** start Data shown **

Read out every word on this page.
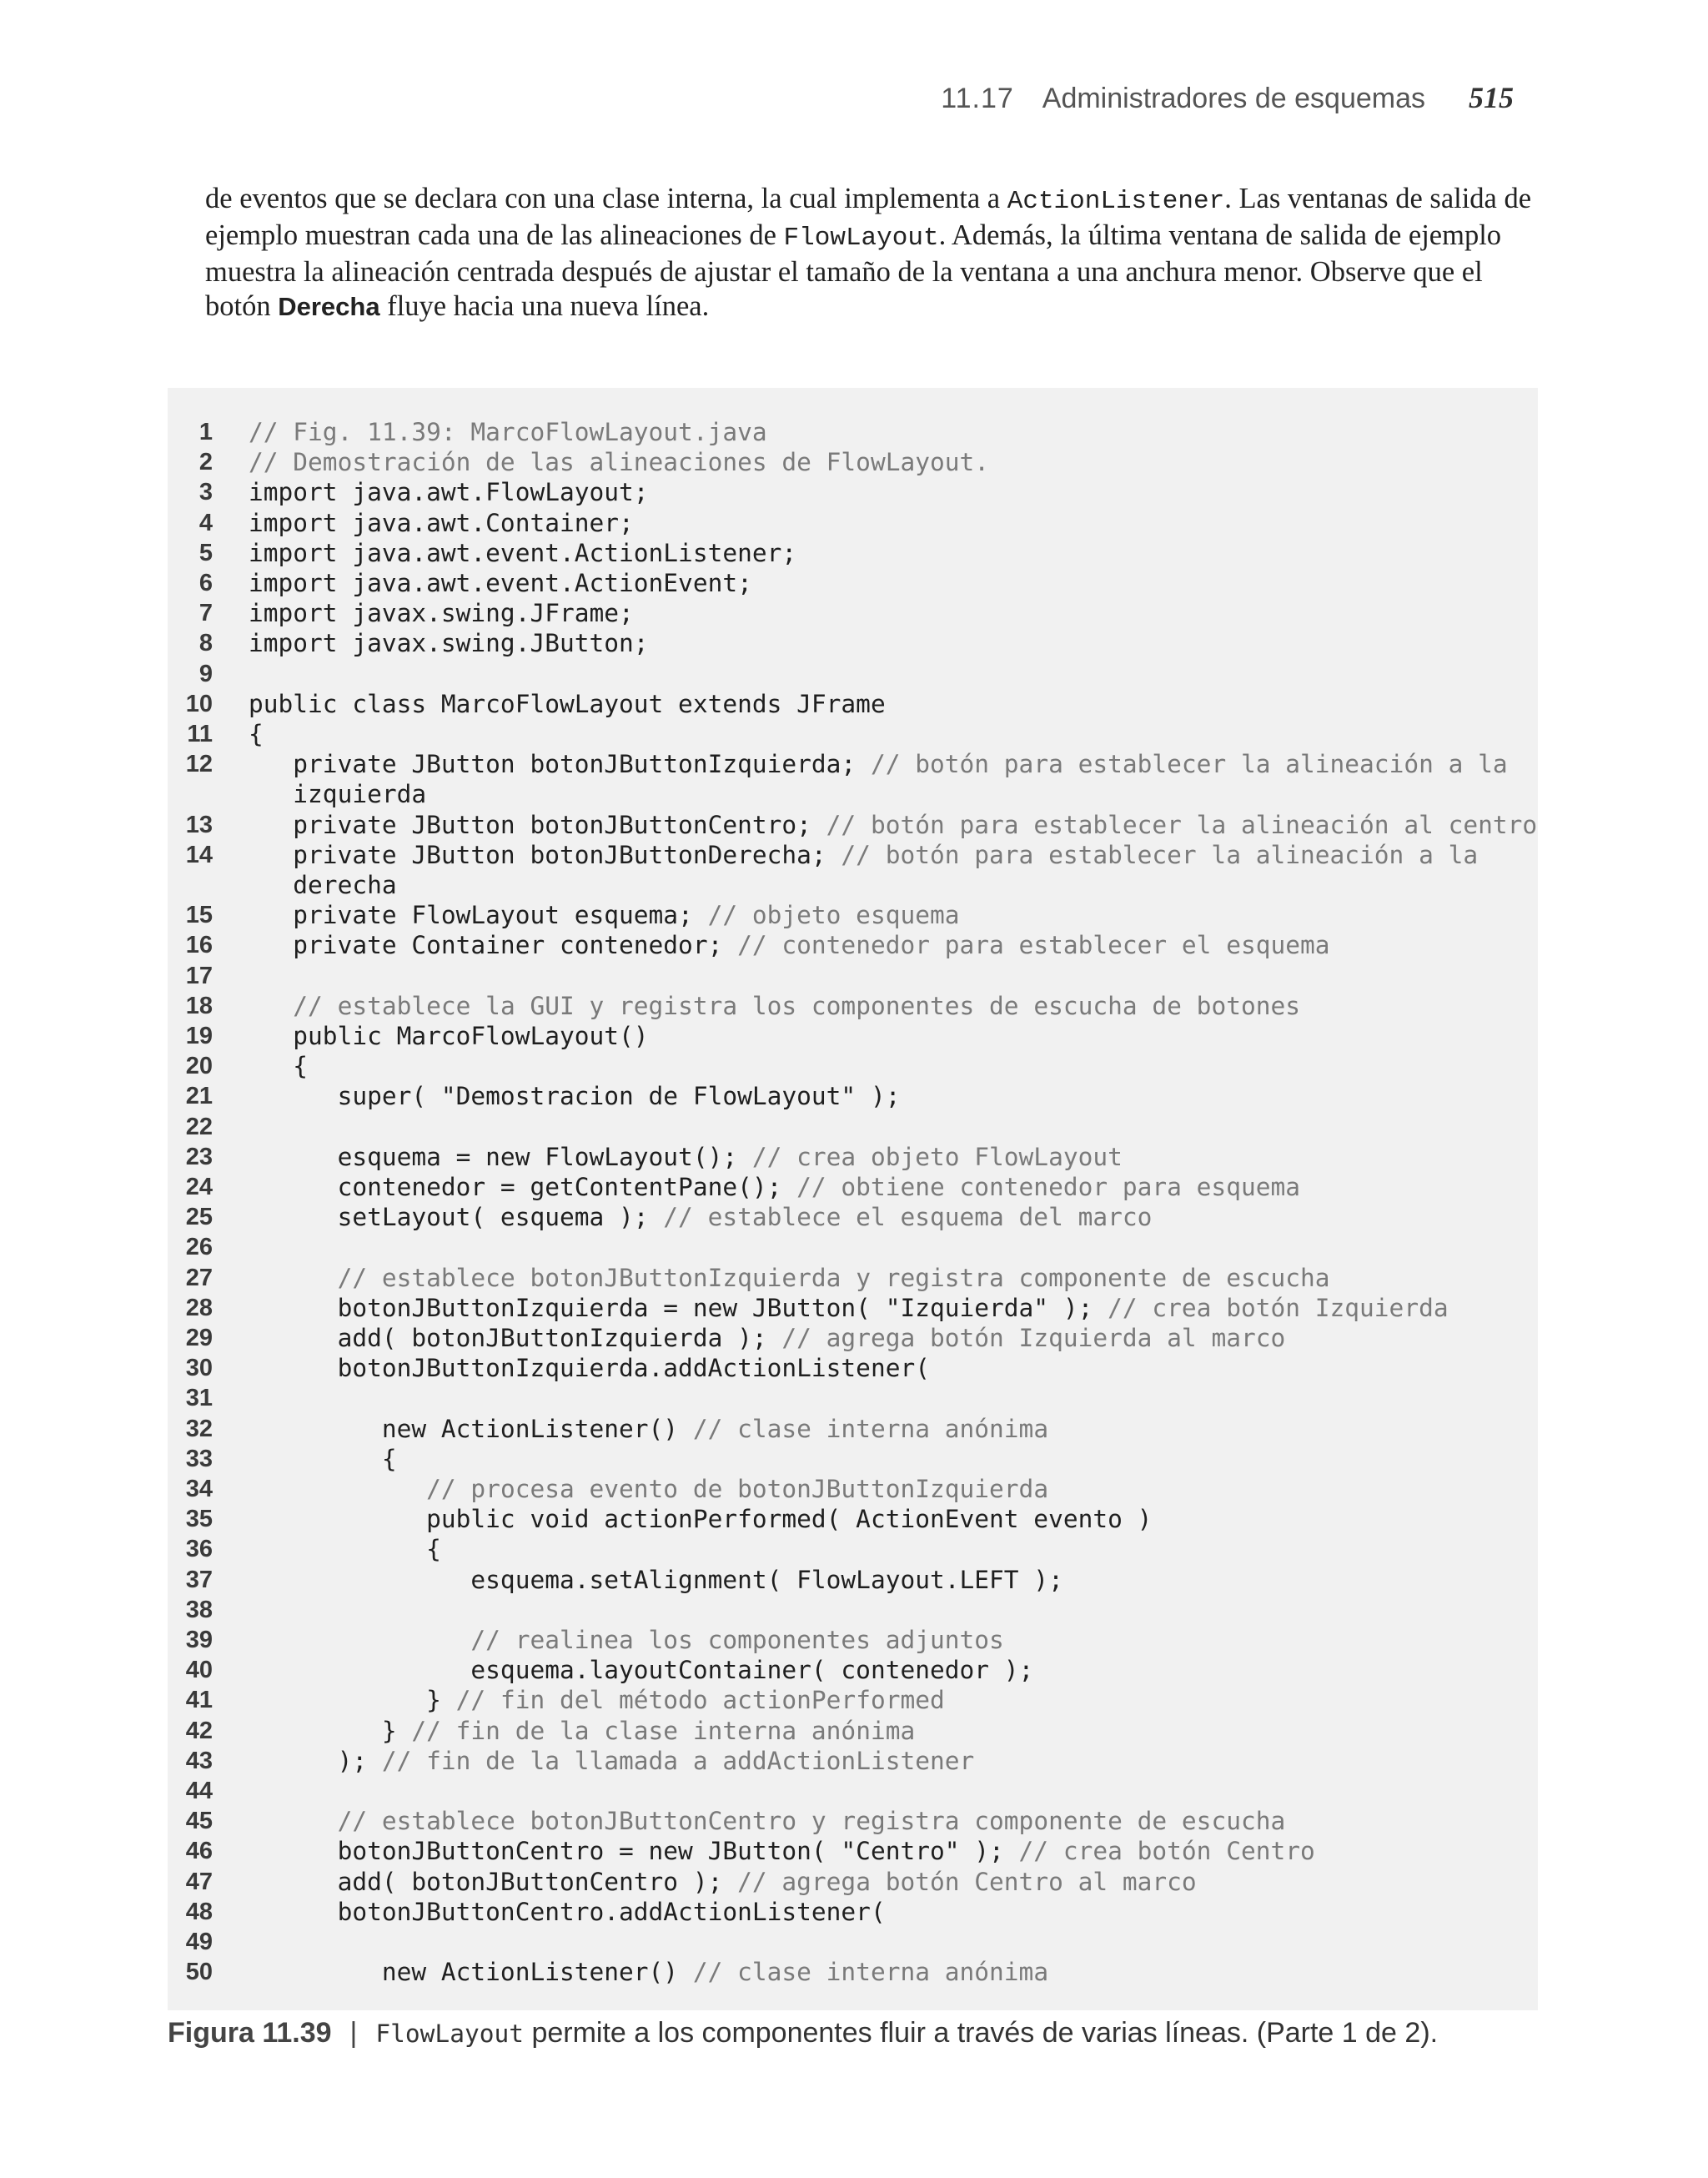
11.17 Administradores de esquemas 515

de eventos que se declara con una clase interna, la cual implementa a ActionListener. Las ventanas de salida de

ejemplo muestran cada una de las alineaciones de FlowLayout. Además, la última ventana de salida de ejemplo

muestra la alineación centrada después de ajustar el tamaño de la ventana a una anchura menor. Observe que el

botón Derecha fluye hacia una nueva línea.

1 // Fig. 11.39: MarcoFlowLayout.java
2 // Demostración de las alineaciones de FlowLayout.
3 import java.awt.FlowLayout;
4 import java.awt.Container;
5 import java.awt.event.ActionListener;
6 import java.awt.event.ActionEvent;
7 import javax.swing.JFrame;
8 import javax.swing.JButton;
9
10 public class MarcoFlowLayout extends JFrame
11 {
12 private JButton botonJButtonIzquierda; // botón para establecer la alineación a la
izquierda
13 private JButton botonJButtonCentro; // botón para establecer la alineación al centro
14 private JButton botonJButtonDerecha; // botón para establecer la alineación a la
derecha
15 private FlowLayout esquema; // objeto esquema
16 private Container contenedor; // contenedor para establecer el esquema
17
18	// establece la GUI y registra los componentes de escucha de botones
19 public MarcoFlowLayout()
20 {
21 super( "Demostracion de FlowLayout" );
22
23 esquema = new FlowLayout(); // crea objeto FlowLayout
24 contenedor = getContentPane(); // obtiene contenedor para esquema
25 setLayout( esquema ); // establece el esquema del marco
26
27	// establece botonJButtonIzquierda y registra componente de escucha
28 botonJButtonIzquierda = new JButton( "Izquierda" ); // crea botón Izquierda
29 add( botonJButtonIzquierda ); // agrega botón Izquierda al marco
30 botonJButtonIzquierda.addActionListener(
31
32 new ActionListener() // clase interna anónima
33 {
34	// procesa evento de botonJButtonIzquierda
35 public void actionPerformed( ActionEvent evento )
36 {
37 esquema.setAlignment( FlowLayout.LEFT );
38
39	// realinea los componentes adjuntos
40 esquema.layoutContainer( contenedor );
41 } // fin del método actionPerformed
42 } // fin de la clase interna anónima
43 ); // fin de la llamada a addActionListener
44
45	// establece botonJButtonCentro y registra componente de escucha
46 botonJButtonCentro = new JButton( "Centro" ); // crea botón Centro
47 add( botonJButtonCentro ); // agrega botón Centro al marco
48 botonJButtonCentro.addActionListener(
49
50 new ActionListener() // clase interna anónima
Figura 11.39 | FlowLayout permite a los componentes fluir a través de varias líneas. (Parte 1 de 2).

** end Data shown **

Set exercise: Only the number is wanted: count the lines of the records that hold the word "escucha".

Problem solution: 3